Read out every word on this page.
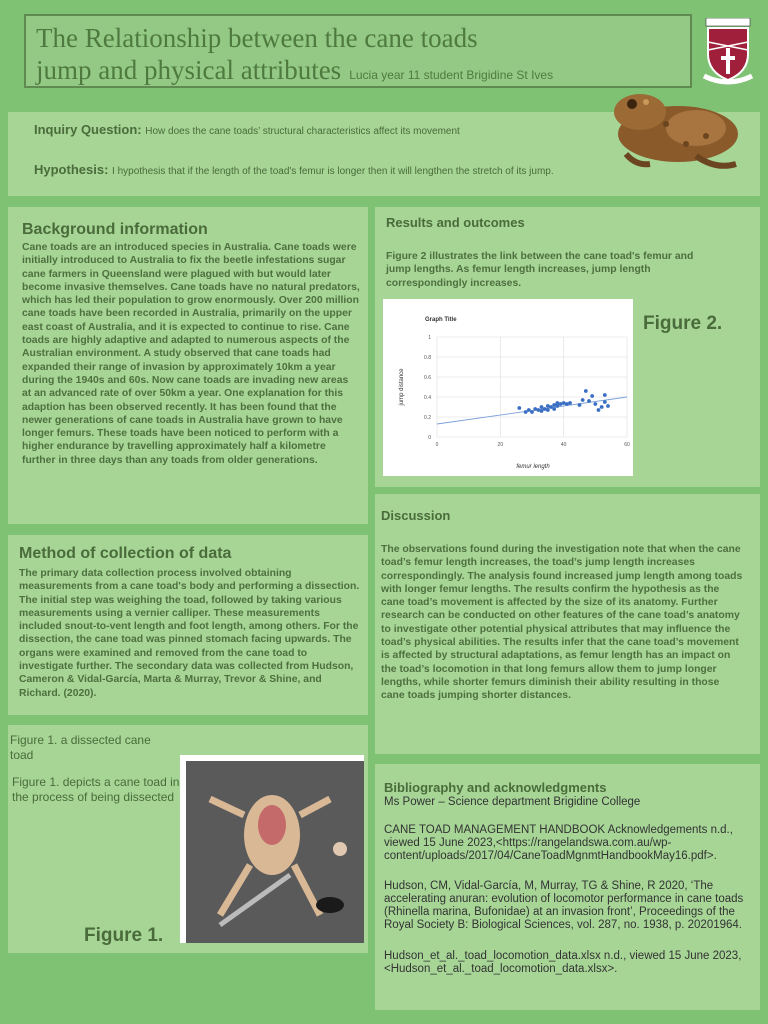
The Relationship between the cane toads
jump and physical attributes Lucia year 11 student Brigidine St Ives
Inquiry Question: How does the cane toads’ structural characteristics affect its movement
Hypothesis: I hypothesis that if the length of the toad's femur is longer then it will lengthen the stretch of its jump.
Background information
Cane toads are an introduced species in Australia. Cane toads were initially introduced to Australia to fix the beetle infestations sugar cane farmers in Queensland were plagued with but would later become invasive themselves. Cane toads have no natural predators, which has led their population to grow enormously. Over 200 million cane toads have been recorded in Australia, primarily on the upper east coast of Australia, and it is expected to continue to rise. Cane toads are highly adaptive and adapted to numerous aspects of the Australian environment. A study observed that cane toads had expanded their range of invasion by approximately 10km a year during the 1940s and 60s. Now cane toads are invading new areas at an advanced rate of over 50km a year. One explanation for this adaption has been observed recently. It has been found that the newer generations of cane toads in Australia have grown to have longer femurs. These toads have been noticed to perform with a higher endurance by travelling approximately half a kilometre further in three days than any toads from older generations.
Method of collection of data
The primary data collection process involved obtaining measurements from a cane toad's body and performing a dissection. The initial step was weighing the toad, followed by taking various measurements using a vernier calliper. These measurements included snout-to-vent length and foot length, among others. For the dissection, the cane toad was pinned stomach facing upwards. The organs were examined and removed from the cane toad to investigate further. The secondary data was collected from Hudson, Cameron & Vidal-García, Marta & Murray, Trevor & Shine, and Richard. (2020).
Figure 1. a dissected cane toad
Figure 1. depicts a cane toad in the process of being dissected
Figure 1.
Results and outcomes
Figure 2 illustrates the link between the cane toad's femur and jump lengths. As femur length increases, jump length correspondingly increases.
Graph Title
femur length
jump distance
0
0.2
0.4
0.6
0.8
1
0	20	40	60
Figure 2.
Discussion
The observations found during the investigation note that when the cane toad’s femur length increases, the toad’s jump length increases correspondingly. The analysis found increased jump length among toads with longer femur lengths. The results confirm the hypothesis as the cane toad’s movement is affected by the size of its anatomy. Further research can be conducted on other features of the cane toad’s anatomy to investigate other potential physical attributes that may influence the toad’s physical abilities. The results infer that the cane toad’s movement is affected by structural adaptations, as femur length has an impact on the toad’s locomotion in that long femurs allow them to jump longer lengths, while shorter femurs diminish their ability resulting in those cane toads jumping shorter distances.
Bibliography and acknowledgments
Ms Power – Science department Brigidine College
CANE TOAD MANAGEMENT HANDBOOK Acknowledgements n.d., viewed 15 June 2023,<https://rangelandswa.com.au/wp-content/uploads/2017/04/CaneToadMgnmtHandbookMay16.pdf>.
Hudson, CM, Vidal-García, M, Murray, TG & Shine, R 2020, ‘The accelerating anuran: evolution of locomotor performance in cane toads (Rhinella marina, Bufonidae) at an invasion front’, Proceedings of the Royal Society B: Biological Sciences, vol. 287, no. 1938, p. 20201964.
Hudson_et_al._toad_locomotion_data.xlsx n.d., viewed 15 June 2023, <Hudson_et_al._toad_locomotion_data.xlsx>.
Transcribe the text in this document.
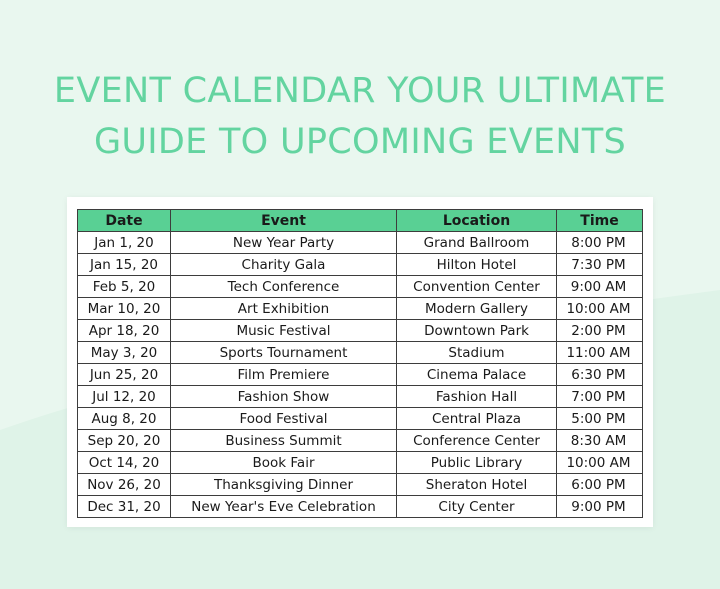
EVENT CALENDAR YOUR ULTIMATE
GUIDE TO UPCOMING EVENTS
Date	Event	Location	Time
Jan 1, 20	New Year Party	Grand Ballroom	8:00 PM
Jan 15, 20	Charity Gala	Hilton Hotel	7:30 PM
Feb 5, 20	Tech Conference	Convention Center	9:00 AM
Mar 10, 20	Art Exhibition	Modern Gallery	10:00 AM
Apr 18, 20	Music Festival	Downtown Park	2:00 PM
May 3, 20	Sports Tournament	Stadium	11:00 AM
Jun 25, 20	Film Premiere	Cinema Palace	6:30 PM
Jul 12, 20	Fashion Show	Fashion Hall	7:00 PM
Aug 8, 20	Food Festival	Central Plaza	5:00 PM
Sep 20, 20	Business Summit	Conference Center	8:30 AM
Oct 14, 20	Book Fair	Public Library	10:00 AM
Nov 26, 20	Thanksgiving Dinner	Sheraton Hotel	6:00 PM
Dec 31, 20	New Year's Eve Celebration	City Center	9:00 PM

■ **What to work on**: Retype the line containing "Transcribe the text in this document." and all lines after it through the end of the material, exactly and only those, leaving out pictures.

■ **Worked answer**:
Transcribe the text in this document.
EVENT CALENDAR YOUR ULTIMATE
GUIDE TO UPCOMING EVENTS
Date	Event	Location	Time
Jan 1, 20	New Year Party	Grand Ballroom	8:00 PM
Jan 15, 20	Charity Gala	Hilton Hotel	7:30 PM
Feb 5, 20	Tech Conference	Convention Center	9:00 AM
Mar 10, 20	Art Exhibition	Modern Gallery	10:00 AM
Apr 18, 20	Music Festival	Downtown Park	2:00 PM
May 3, 20	Sports Tournament	Stadium	11:00 AM
Jun 25, 20	Film Premiere	Cinema Palace	6:30 PM
Jul 12, 20	Fashion Show	Fashion Hall	7:00 PM
Aug 8, 20	Food Festival	Central Plaza	5:00 PM
Sep 20, 20	Business Summit	Conference Center	8:30 AM
Oct 14, 20	Book Fair	Public Library	10:00 AM
Nov 26, 20	Thanksgiving Dinner	Sheraton Hotel	6:00 PM
Dec 31, 20	New Year's Eve Celebration	City Center	9:00 PM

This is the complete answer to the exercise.